▶ [TASK PROMPT]
Every line containing the word "label" needs to be found and copied.

>> Begin DATA SHOWN

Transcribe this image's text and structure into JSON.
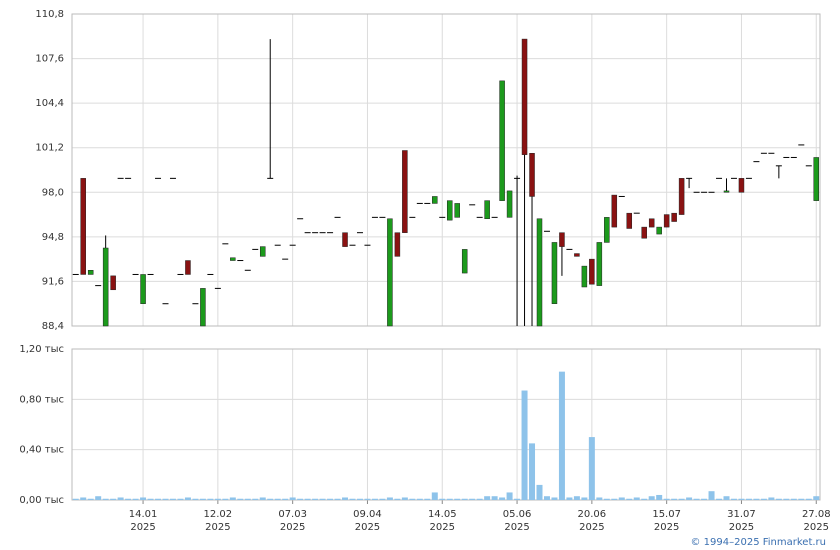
{
  "chart_data": [
    {
      "type": "candlestick",
      "up_color": "#1c9a1c",
      "down_color": "#8a1212",
      "grid": true,
      "ylim": [
        88.4,
        110.8
      ],
      "yticks": [
        {
          "value": 88.4,
          "label": "88,4"
        },
        {
          "value": 91.6,
          "label": "91,6"
        },
        {
          "value": 94.8,
          "label": "94,8"
        },
        {
          "value": 98.0,
          "label": "98,0"
        },
        {
          "value": 101.2,
          "label": "101,2"
        },
        {
          "value": 104.4,
          "label": "104,4"
        },
        {
          "value": 107.6,
          "label": "107,6"
        },
        {
          "value": 110.8,
          "label": "110,8"
        }
      ],
      "open": [
        92.1,
        99.0,
        92.1,
        91.3,
        88.4,
        92.0,
        99.0,
        99.0,
        92.1,
        90.0,
        92.1,
        99.0,
        90.0,
        99.0,
        92.1,
        93.1,
        90.0,
        88.4,
        92.1,
        91.1,
        94.3,
        93.1,
        93.1,
        92.4,
        93.9,
        93.4,
        99.0,
        94.2,
        93.2,
        94.2,
        96.1,
        95.1,
        95.1,
        95.1,
        95.1,
        96.2,
        95.1,
        94.2,
        95.1,
        94.2,
        96.2,
        96.2,
        88.4,
        95.1,
        101.0,
        96.2,
        97.2,
        97.2,
        97.2,
        96.2,
        96.0,
        96.2,
        92.2,
        97.1,
        96.2,
        96.1,
        96.2,
        97.4,
        96.2,
        99.0,
        109.0,
        100.8,
        88.4,
        95.2,
        90.0,
        95.1,
        93.9,
        93.6,
        91.2,
        93.2,
        91.3,
        94.4,
        97.8,
        97.7,
        96.5,
        96.5,
        95.5,
        96.1,
        95.0,
        96.4,
        96.5,
        99.0,
        99.0,
        98.0,
        98.0,
        98.0,
        99.0,
        98.0,
        99.0,
        99.0,
        99.0,
        100.2,
        100.8,
        100.8,
        99.9,
        100.5,
        100.5,
        101.4,
        99.9,
        97.4
      ],
      "high": [
        92.1,
        99.0,
        92.4,
        91.3,
        94.9,
        92.0,
        99.0,
        99.0,
        92.1,
        92.1,
        92.1,
        99.0,
        90.0,
        99.0,
        92.1,
        93.1,
        90.0,
        91.1,
        92.1,
        91.1,
        94.3,
        93.3,
        93.1,
        92.4,
        93.9,
        94.1,
        109.0,
        94.2,
        93.2,
        94.2,
        96.1,
        95.1,
        95.1,
        95.1,
        95.1,
        96.2,
        95.1,
        94.2,
        95.1,
        94.2,
        96.2,
        96.2,
        96.1,
        95.1,
        101.0,
        96.2,
        97.2,
        97.2,
        97.7,
        96.2,
        97.4,
        97.2,
        93.9,
        97.1,
        96.2,
        97.4,
        96.2,
        106.0,
        98.1,
        99.2,
        109.0,
        100.8,
        96.1,
        95.2,
        94.4,
        95.1,
        93.9,
        93.6,
        92.7,
        93.2,
        94.4,
        96.2,
        97.8,
        97.7,
        96.5,
        96.5,
        95.5,
        96.1,
        95.5,
        96.4,
        96.5,
        99.0,
        99.0,
        98.0,
        98.0,
        98.0,
        99.0,
        99.0,
        99.0,
        99.0,
        99.0,
        100.2,
        100.8,
        100.8,
        99.9,
        100.5,
        100.5,
        101.4,
        99.9,
        100.5
      ],
      "low": [
        92.1,
        92.1,
        92.1,
        91.3,
        88.4,
        91.0,
        99.0,
        99.0,
        92.1,
        90.0,
        92.1,
        99.0,
        90.0,
        99.0,
        92.1,
        92.1,
        90.0,
        88.4,
        92.1,
        91.1,
        94.3,
        93.1,
        93.1,
        92.4,
        93.9,
        93.4,
        99.0,
        94.2,
        93.2,
        94.2,
        96.1,
        95.1,
        95.1,
        95.1,
        95.1,
        96.2,
        94.1,
        94.2,
        95.1,
        94.2,
        96.2,
        96.2,
        88.4,
        93.4,
        95.1,
        96.2,
        97.2,
        97.2,
        97.2,
        96.2,
        96.0,
        96.2,
        92.2,
        97.1,
        96.2,
        96.1,
        96.2,
        97.4,
        96.2,
        88.4,
        88.4,
        88.4,
        88.4,
        95.2,
        90.0,
        92.0,
        93.9,
        93.4,
        91.2,
        91.4,
        91.3,
        94.4,
        95.5,
        97.7,
        95.4,
        96.5,
        94.7,
        95.5,
        95.0,
        95.5,
        95.9,
        96.4,
        98.3,
        98.0,
        98.0,
        98.0,
        99.0,
        98.0,
        99.0,
        98.0,
        99.0,
        100.2,
        100.8,
        100.8,
        99.0,
        100.5,
        100.5,
        101.4,
        99.9,
        97.4
      ],
      "close": [
        92.1,
        92.1,
        92.4,
        91.3,
        94.0,
        91.0,
        99.0,
        99.0,
        92.1,
        92.1,
        92.1,
        99.0,
        90.0,
        99.0,
        92.1,
        92.1,
        90.0,
        91.1,
        92.1,
        91.1,
        94.3,
        93.3,
        93.1,
        92.4,
        93.9,
        94.1,
        99.0,
        94.2,
        93.2,
        94.2,
        96.1,
        95.1,
        95.1,
        95.1,
        95.1,
        96.2,
        94.1,
        94.2,
        95.1,
        94.2,
        96.2,
        96.2,
        96.1,
        93.4,
        95.1,
        96.2,
        97.2,
        97.2,
        97.7,
        96.2,
        97.4,
        97.2,
        93.9,
        97.1,
        96.2,
        97.4,
        96.2,
        106.0,
        98.1,
        99.0,
        100.7,
        97.7,
        96.1,
        95.2,
        94.4,
        94.1,
        93.9,
        93.4,
        92.7,
        91.4,
        94.4,
        96.2,
        95.5,
        97.7,
        95.4,
        96.5,
        94.7,
        95.5,
        95.5,
        95.5,
        95.9,
        96.4,
        99.0,
        98.0,
        98.0,
        98.0,
        99.0,
        98.1,
        99.0,
        98.0,
        99.0,
        100.2,
        100.8,
        100.8,
        99.9,
        100.5,
        100.5,
        101.4,
        99.9,
        100.5
      ]
    },
    {
      "type": "bar",
      "color": "#8ec3ea",
      "grid": true,
      "ylim": [
        0,
        1.2
      ],
      "yticks": [
        {
          "value": 0,
          "label": "0,00 тыс"
        },
        {
          "value": 0.4,
          "label": "0,40 тыс"
        },
        {
          "value": 0.8,
          "label": "0,80 тыс"
        },
        {
          "value": 1.2,
          "label": "1,20 тыс"
        }
      ],
      "categories": [
        null,
        null,
        null,
        null,
        null,
        null,
        null,
        null,
        null,
        "14.01 2025",
        null,
        null,
        null,
        null,
        null,
        null,
        null,
        null,
        null,
        "12.02 2025",
        null,
        null,
        null,
        null,
        null,
        null,
        null,
        null,
        null,
        "07.03 2025",
        null,
        null,
        null,
        null,
        null,
        null,
        null,
        null,
        null,
        "09.04 2025",
        null,
        null,
        null,
        null,
        null,
        null,
        null,
        null,
        null,
        "14.05 2025",
        null,
        null,
        null,
        null,
        null,
        null,
        null,
        null,
        null,
        "05.06 2025",
        null,
        null,
        null,
        null,
        null,
        null,
        null,
        null,
        null,
        "20.06 2025",
        null,
        null,
        null,
        null,
        null,
        null,
        null,
        null,
        null,
        "15.07 2025",
        null,
        null,
        null,
        null,
        null,
        null,
        null,
        null,
        null,
        "31.07 2025",
        null,
        null,
        null,
        null,
        null,
        null,
        null,
        null,
        null,
        "27.08 2025"
      ],
      "values": [
        0.01,
        0.02,
        0.01,
        0.03,
        0.01,
        0.01,
        0.02,
        0.01,
        0.01,
        0.02,
        0.01,
        0.01,
        0.01,
        0.01,
        0.01,
        0.02,
        0.01,
        0.01,
        0.01,
        0.01,
        0.01,
        0.02,
        0.01,
        0.01,
        0.01,
        0.02,
        0.01,
        0.01,
        0.01,
        0.02,
        0.01,
        0.01,
        0.01,
        0.01,
        0.01,
        0.01,
        0.02,
        0.01,
        0.01,
        0.01,
        0.01,
        0.01,
        0.02,
        0.01,
        0.02,
        0.01,
        0.01,
        0.01,
        0.06,
        0.01,
        0.01,
        0.01,
        0.01,
        0.01,
        0.01,
        0.03,
        0.03,
        0.02,
        0.06,
        0.01,
        0.87,
        0.45,
        0.12,
        0.03,
        0.02,
        1.02,
        0.02,
        0.03,
        0.02,
        0.5,
        0.02,
        0.01,
        0.01,
        0.02,
        0.01,
        0.02,
        0.01,
        0.03,
        0.04,
        0.01,
        0.01,
        0.01,
        0.02,
        0.01,
        0.01,
        0.07,
        0.01,
        0.03,
        0.01,
        0.01,
        0.01,
        0.01,
        0.01,
        0.02,
        0.01,
        0.01,
        0.01,
        0.01,
        0.01,
        0.03
      ]
    }
  ],
  "footer": "© 1994–2025 Finmarket.ru"
}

>> End DATA SHOWN

▶ [ANSWER IN FULL]
          "label": "88,4"
          "label": "91,6"
          "label": "94,8"
          "label": "98,0"
          "label": "101,2"
          "label": "104,4"
          "label": "107,6"
          "label": "110,8"
          "label": "0,00 тыс"
          "label": "0,40 тыс"
          "label": "0,80 тыс"
          "label": "1,20 тыс"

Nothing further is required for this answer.